PROBLEM DESCRIPTION:
Copy out the records in full, word for word, without pictures.

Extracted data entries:
┌────────

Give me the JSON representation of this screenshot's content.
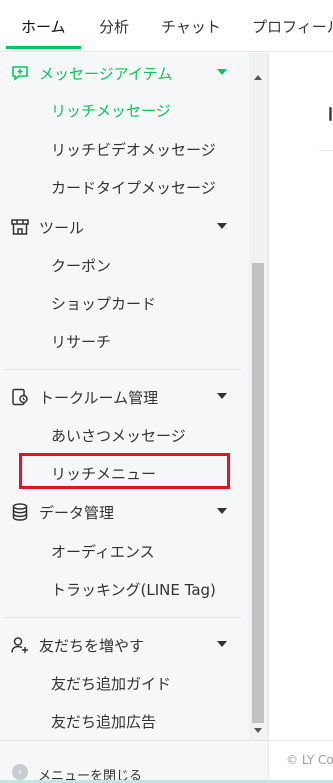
{
  "tabs": [
    {
      "label": "ホーム",
      "active": true
    },
    {
      "label": "分析",
      "active": false
    },
    {
      "label": "チャット",
      "active": false
    },
    {
      "label": "プロフィール",
      "active": false
    }
  ],
  "sidebar": {
    "groups": [
      {
        "label": "メッセージアイテム",
        "icon": "message-item-icon",
        "expanded": true,
        "items": [
          "リッチメッセージ",
          "リッチビデオメッセージ",
          "カードタイプメッセージ"
        ]
      },
      {
        "label": "ツール",
        "icon": "store-icon",
        "expanded": true,
        "items": [
          "クーポン",
          "ショップカード",
          "リサーチ"
        ]
      },
      {
        "label": "トークルーム管理",
        "icon": "talk-room-icon",
        "expanded": true,
        "items": [
          "あいさつメッセージ",
          "リッチメニュー"
        ]
      },
      {
        "label": "データ管理",
        "icon": "database-icon",
        "expanded": true,
        "items": [
          "オーディエンス",
          "トラッキング(LINE Tag)"
        ]
      },
      {
        "label": "友だちを増やす",
        "icon": "add-friend-icon",
        "expanded": true,
        "items": [
          "友だち追加ガイド",
          "友だち追加広告"
        ]
      }
    ],
    "active_item": "リッチメッセージ",
    "highlighted_item": "リッチメニュー",
    "close_menu_label": "メニューを閉じる"
  },
  "main": {
    "title": "リ",
    "copyright": "© LY Co"
  },
  "colors": {
    "accent": "#06c755",
    "highlight": "#e2141f",
    "sidebar_bg": "#f6f7f8"
  }
}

└────────

FULL RESPONSE:
Give me the JSON representation of this screenshot's content.
{
  "tabs": [
    {
      "label": "ホーム",
      "active": true
    },
    {
      "label": "分析",
      "active": false
    },
    {
      "label": "チャット",
      "active": false
    },
    {
      "label": "プロフィール",
      "active": false
    }
  ],
  "sidebar": {
    "groups": [
      {
        "label": "メッセージアイテム",
        "icon": "message-item-icon",
        "expanded": true,
        "items": [
          "リッチメッセージ",
          "リッチビデオメッセージ",
          "カードタイプメッセージ"
        ]
      },
      {
        "label": "ツール",
        "icon": "store-icon",
        "expanded": true,
        "items": [
          "クーポン",
          "ショップカード",
          "リサーチ"
        ]
      },
      {
        "label": "トークルーム管理",
        "icon": "talk-room-icon",
        "expanded": true,
        "items": [
          "あいさつメッセージ",
          "リッチメニュー"
        ]
      },
      {
        "label": "データ管理",
        "icon": "database-icon",
        "expanded": true,
        "items": [
          "オーディエンス",
          "トラッキング(LINE Tag)"
        ]
      },
      {
        "label": "友だちを増やす",
        "icon": "add-friend-icon",
        "expanded": true,
        "items": [
          "友だち追加ガイド",
          "友だち追加広告"
        ]
      }
    ],
    "active_item": "リッチメッセージ",
    "highlighted_item": "リッチメニュー",
    "close_menu_label": "メニューを閉じる"
  },
  "main": {
    "title": "リ",
    "copyright": "© LY Co"
  },
  "colors": {
    "accent": "#06c755",
    "highlight": "#e2141f",
    "sidebar_bg": "#f6f7f8"
  }
}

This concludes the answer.